PROBLEM DESCRIPTION =
Every line that holds the string "Gray" is to be identified and copied.
☆ ☆ ☆ ☆
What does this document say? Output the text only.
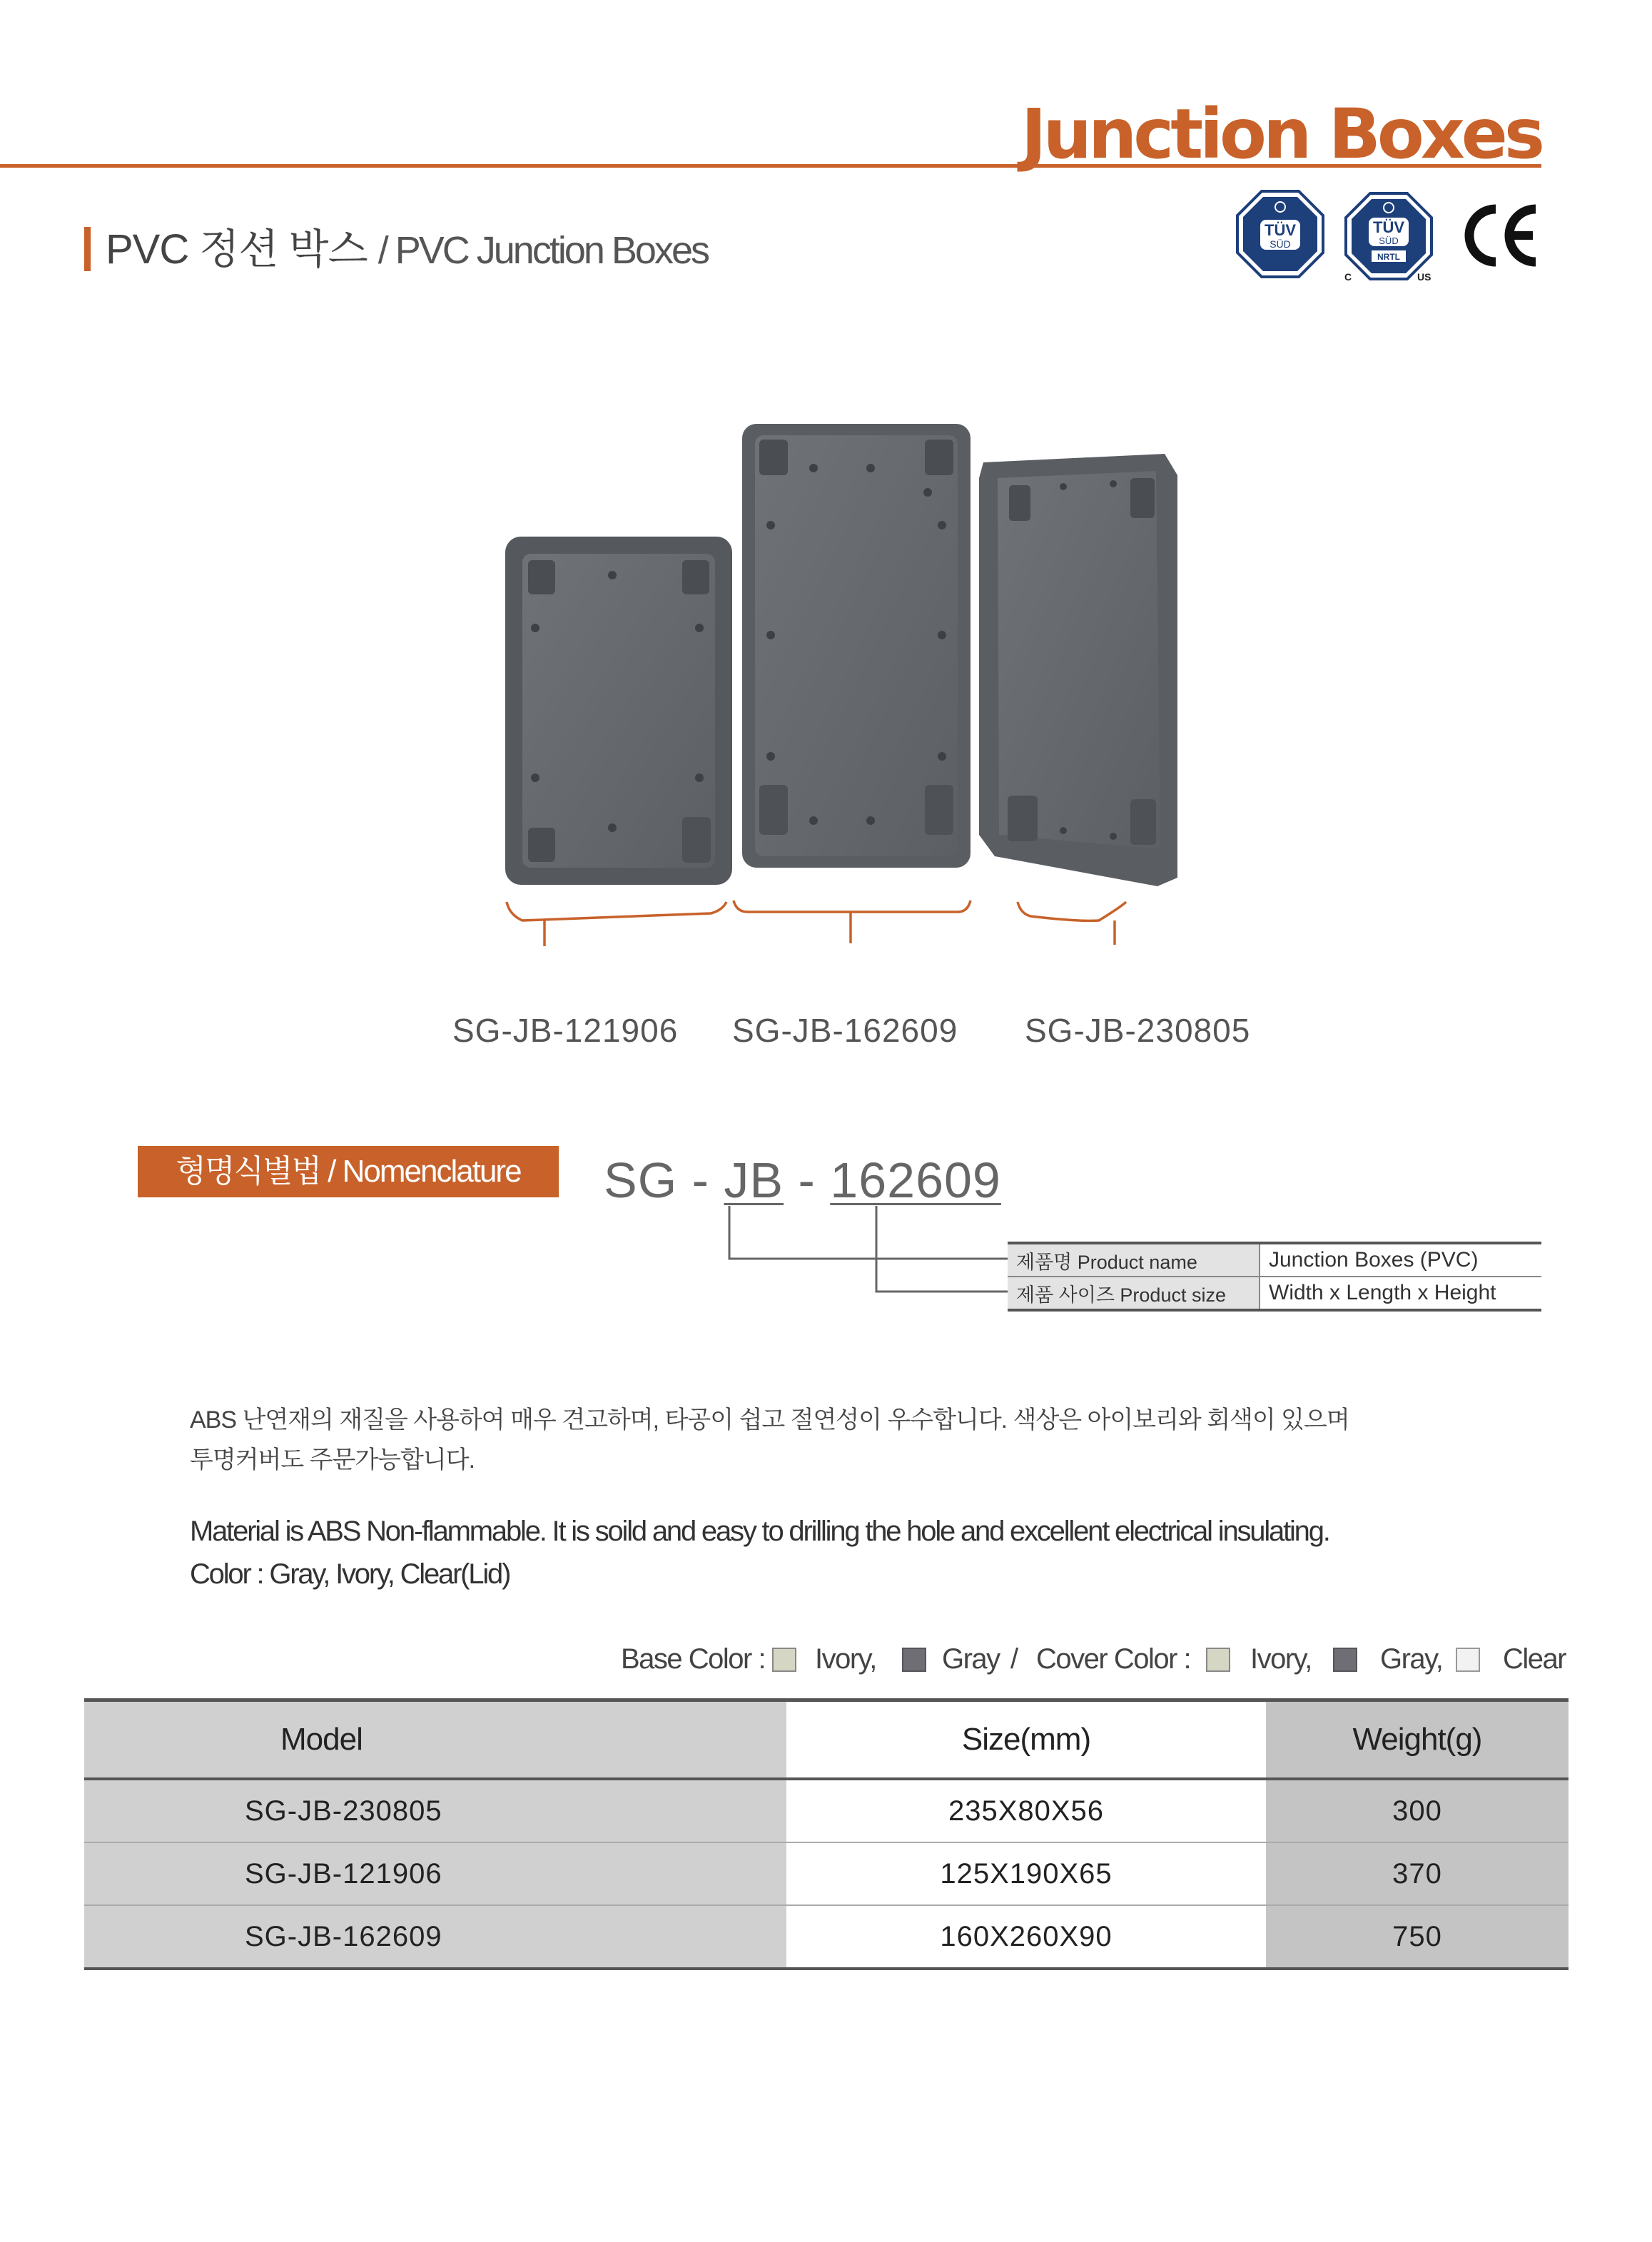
Junction Boxes
PVC 정션 박스 / PVC Junction Boxes	TÜV
SÜD
TÜV
SÜD
NRTL
C	US
SG-JB-121906 SG-JB-162609 SG-JB-230805
형명식별법 / Nomenclature	SG - JB - 162609
제품명 Product name	Junction Boxes (PVC)
제품 사이즈 Product size	Width x Length x Height
ABS 난연재의 재질을 사용하여 매우 견고하며, 타공이 쉽고 절연성이 우수합니다. 색상은 아이보리와 회색이 있으며
투명커버도 주문가능합니다.
Material is ABS Non-flammable. It is soild and easy to drilling the hole and excellent electrical insulating.
Color : Gray, Ivory, Clear(Lid)
Base Color : Ivory, Gray / Cover Color : Ivory, Gray, Clear
Model	Size(mm)	Weight(g)
SG-JB-230805	235X80X56	300
SG-JB-121906	125X190X65	370
SG-JB-162609	160X260X90	750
☆ ☆ ☆ ☆
SOLVED EXERCISE =
Color : Gray, Ivory, Clear(Lid)
Base Color : Ivory, Gray / Cover Color : Ivory, Gray, Clear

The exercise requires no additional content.